-- Start of Records for the exercise --

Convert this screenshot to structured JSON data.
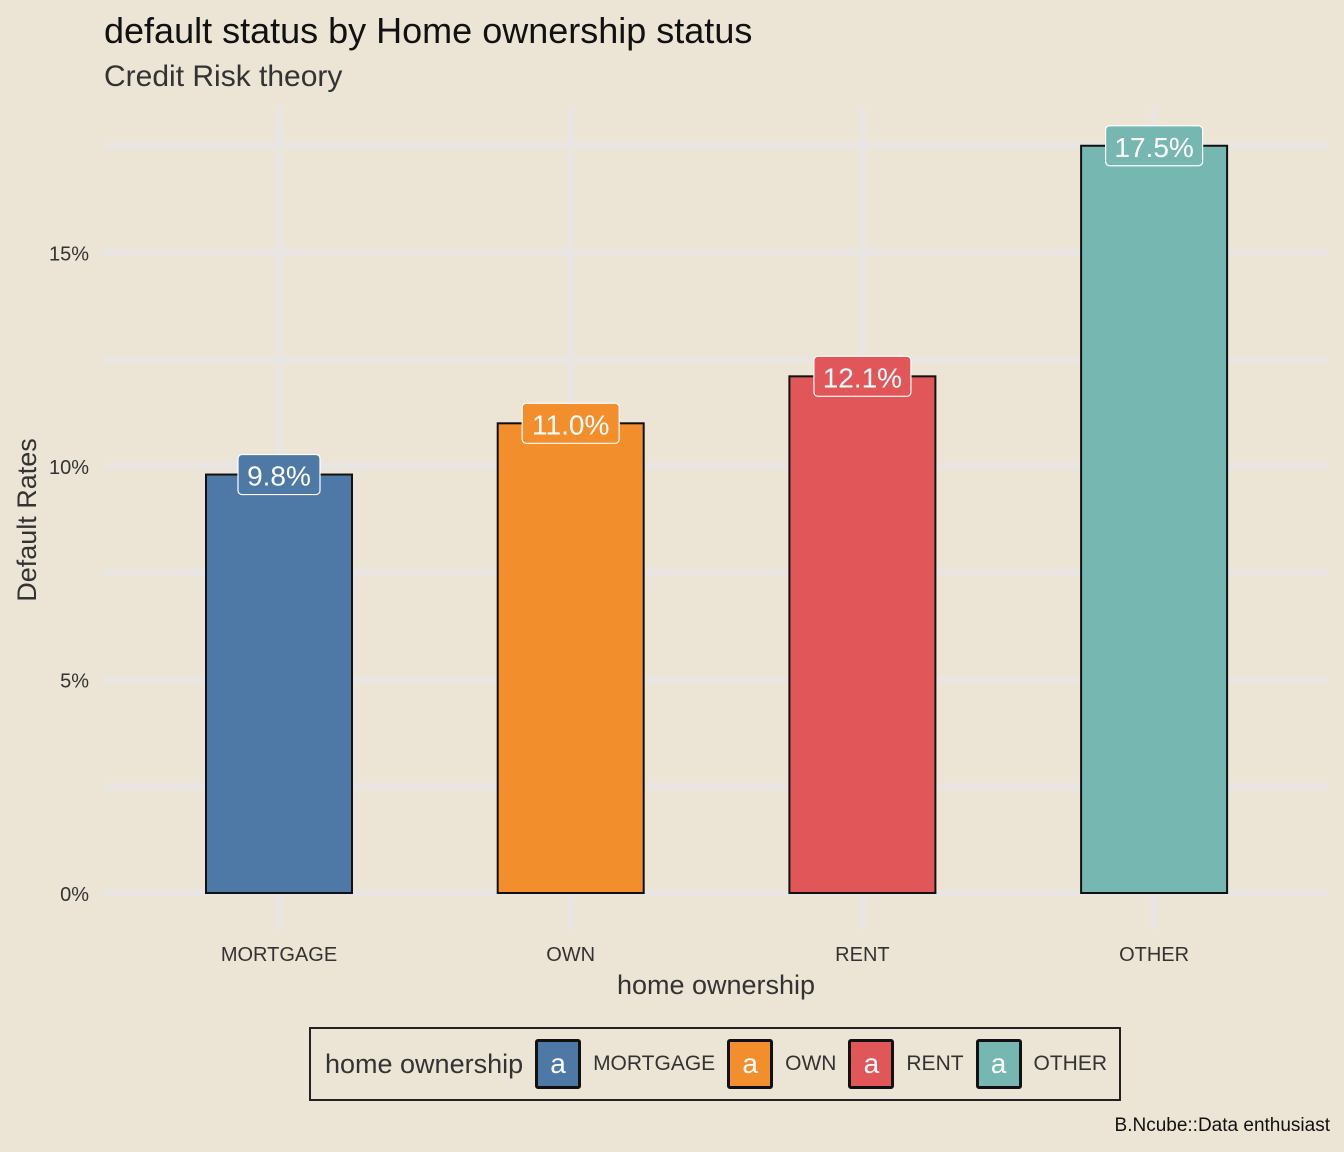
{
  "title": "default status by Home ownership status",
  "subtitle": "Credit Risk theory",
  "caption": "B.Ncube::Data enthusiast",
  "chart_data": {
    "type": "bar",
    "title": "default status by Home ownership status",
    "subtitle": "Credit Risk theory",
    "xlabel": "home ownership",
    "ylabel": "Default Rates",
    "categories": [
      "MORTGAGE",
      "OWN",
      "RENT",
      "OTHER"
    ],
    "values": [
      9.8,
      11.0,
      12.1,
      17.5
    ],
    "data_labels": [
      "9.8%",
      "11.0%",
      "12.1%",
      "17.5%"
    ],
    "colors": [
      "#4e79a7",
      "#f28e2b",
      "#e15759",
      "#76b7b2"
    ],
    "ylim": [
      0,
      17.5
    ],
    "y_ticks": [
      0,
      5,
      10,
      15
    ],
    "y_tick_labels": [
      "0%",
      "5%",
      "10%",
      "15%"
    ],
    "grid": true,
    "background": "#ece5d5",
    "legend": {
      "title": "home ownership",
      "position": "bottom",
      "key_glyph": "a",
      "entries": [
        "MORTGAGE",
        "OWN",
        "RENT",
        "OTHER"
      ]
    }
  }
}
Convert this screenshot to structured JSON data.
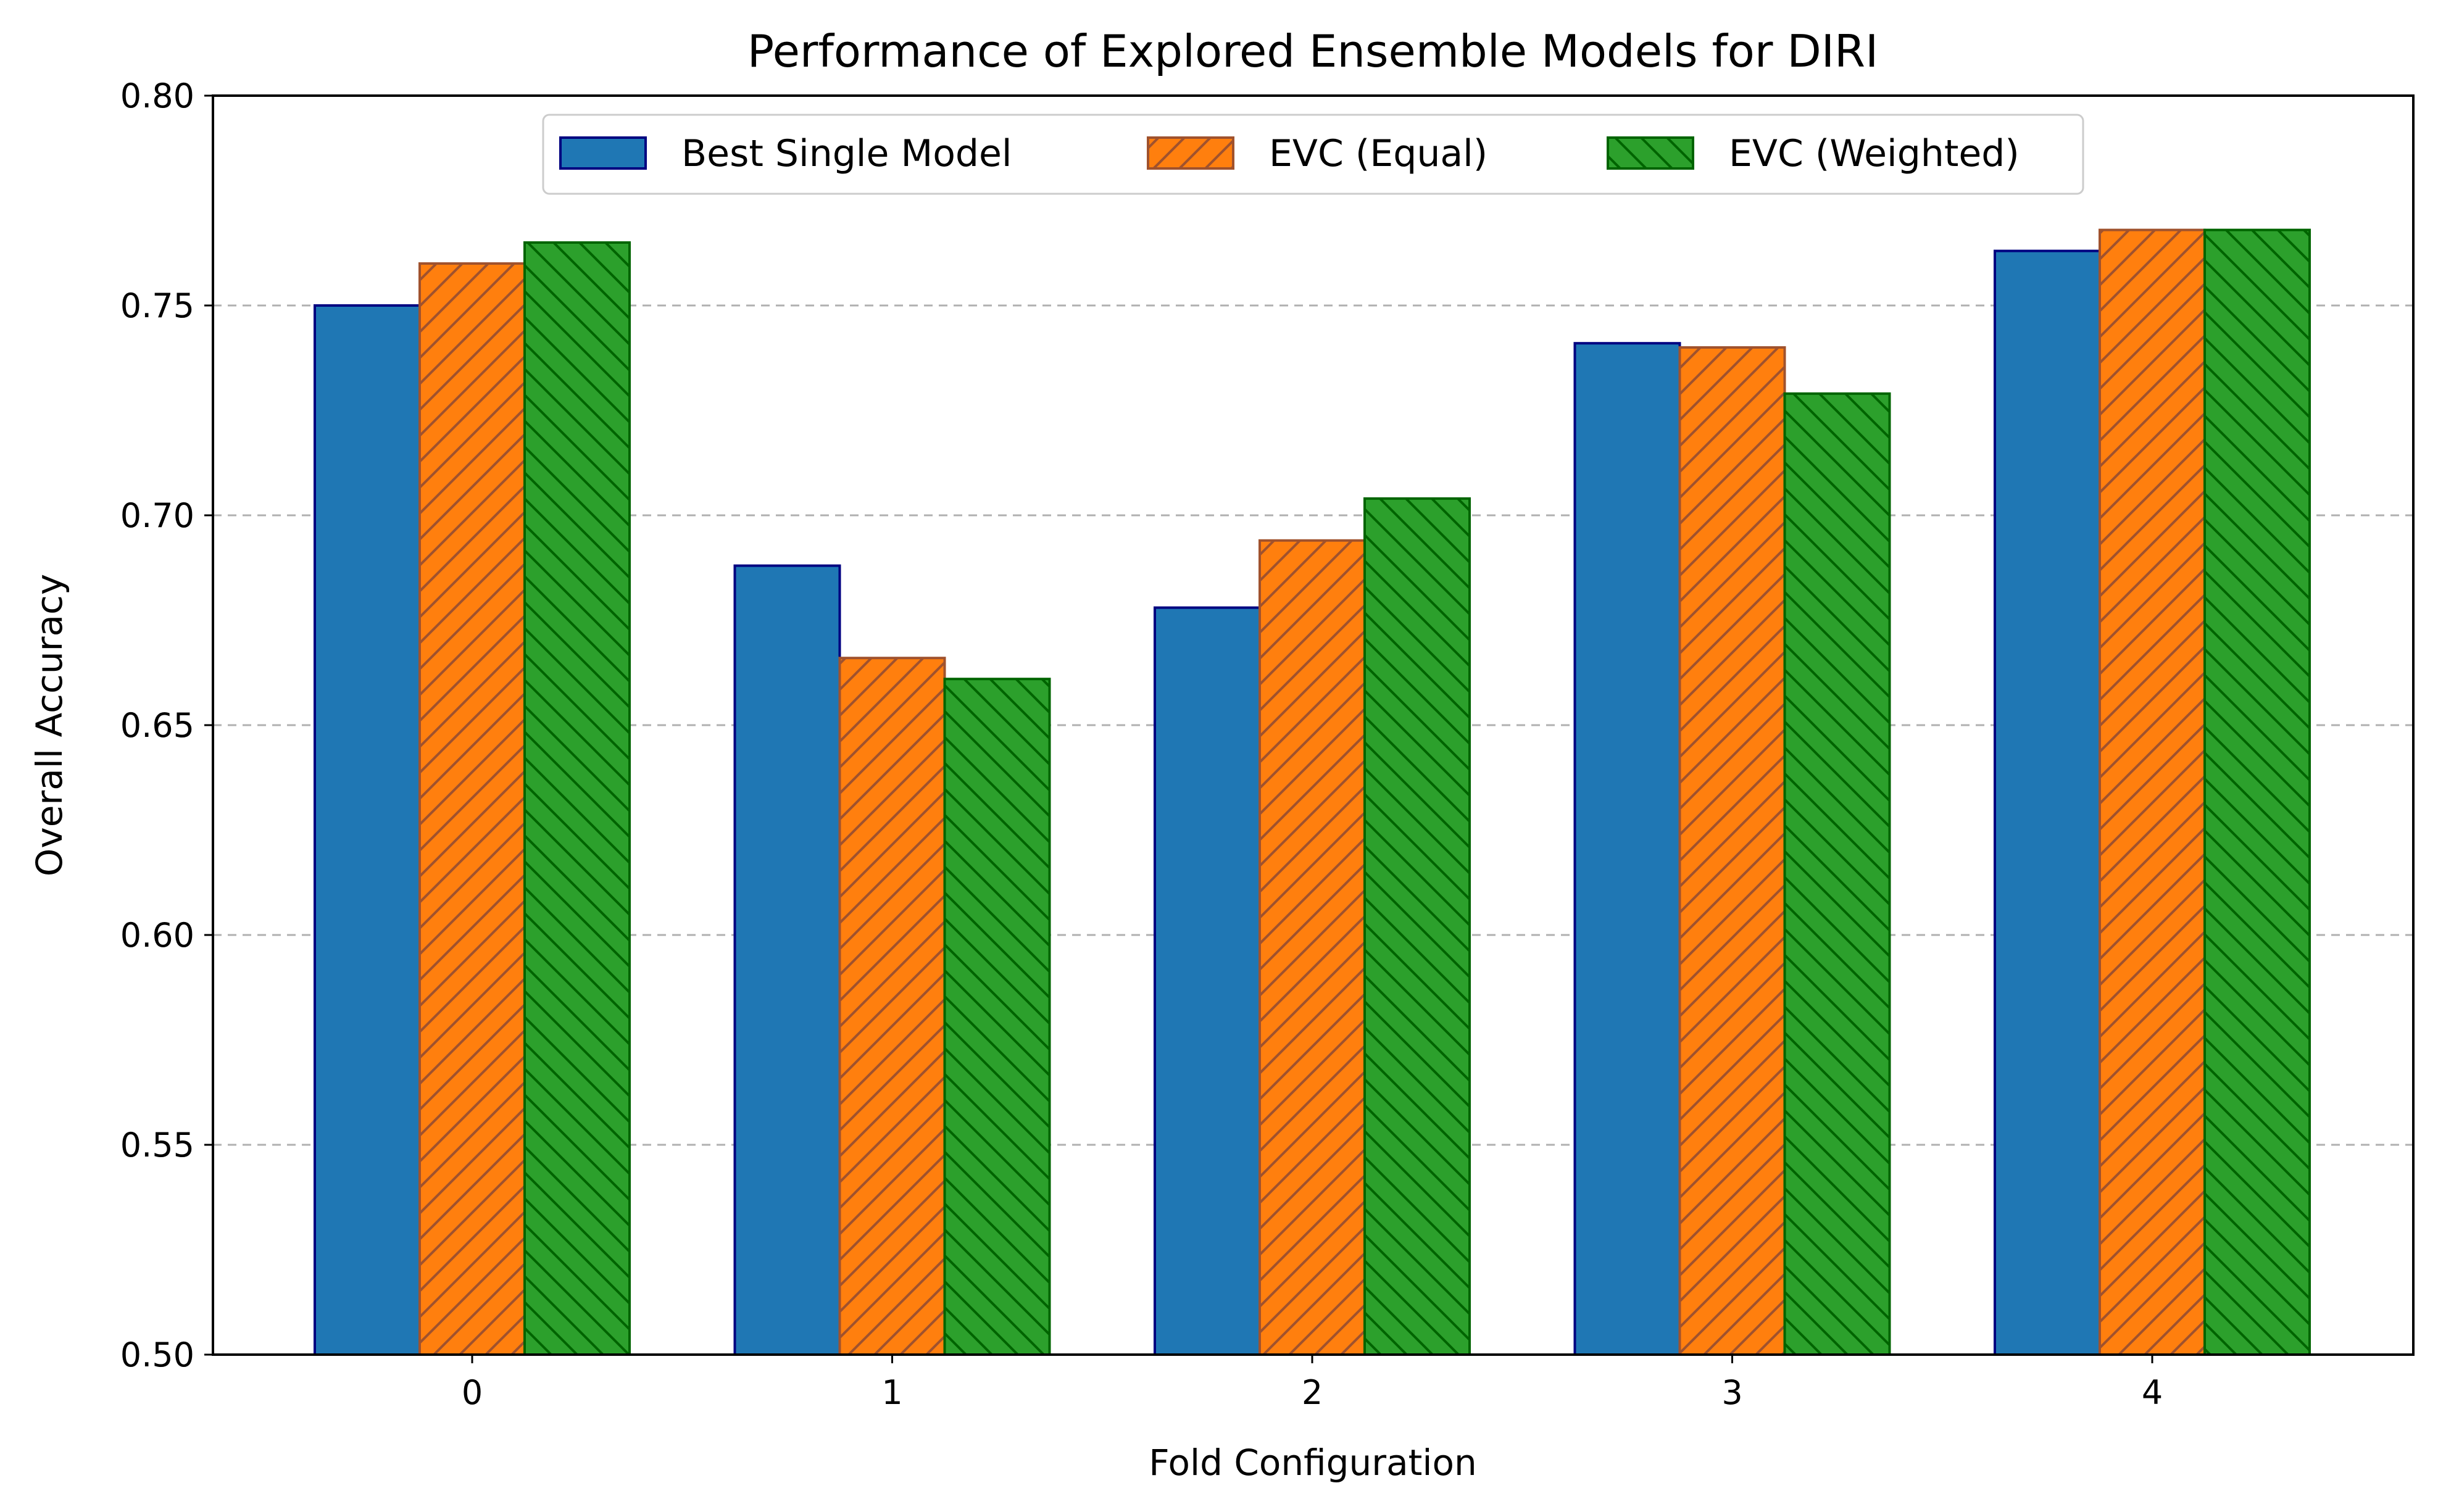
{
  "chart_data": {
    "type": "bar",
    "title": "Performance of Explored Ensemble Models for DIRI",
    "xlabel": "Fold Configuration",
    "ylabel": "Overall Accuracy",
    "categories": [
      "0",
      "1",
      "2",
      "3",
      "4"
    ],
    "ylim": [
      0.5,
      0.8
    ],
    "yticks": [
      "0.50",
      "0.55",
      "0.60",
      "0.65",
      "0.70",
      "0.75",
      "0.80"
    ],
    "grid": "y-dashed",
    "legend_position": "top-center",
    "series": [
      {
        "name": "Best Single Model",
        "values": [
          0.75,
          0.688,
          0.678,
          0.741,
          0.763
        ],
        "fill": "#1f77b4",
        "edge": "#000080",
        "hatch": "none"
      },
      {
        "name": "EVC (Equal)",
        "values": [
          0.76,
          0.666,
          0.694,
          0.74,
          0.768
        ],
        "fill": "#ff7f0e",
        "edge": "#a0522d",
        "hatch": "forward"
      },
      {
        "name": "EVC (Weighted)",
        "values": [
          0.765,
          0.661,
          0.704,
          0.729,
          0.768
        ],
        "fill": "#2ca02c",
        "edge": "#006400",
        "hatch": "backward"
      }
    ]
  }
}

-- End of Records for the exercise --

Copy each line of the listing that holds the word "hatch".

__Reply__.
        "hatch": "none"
        "hatch": "forward"
        "hatch": "backward"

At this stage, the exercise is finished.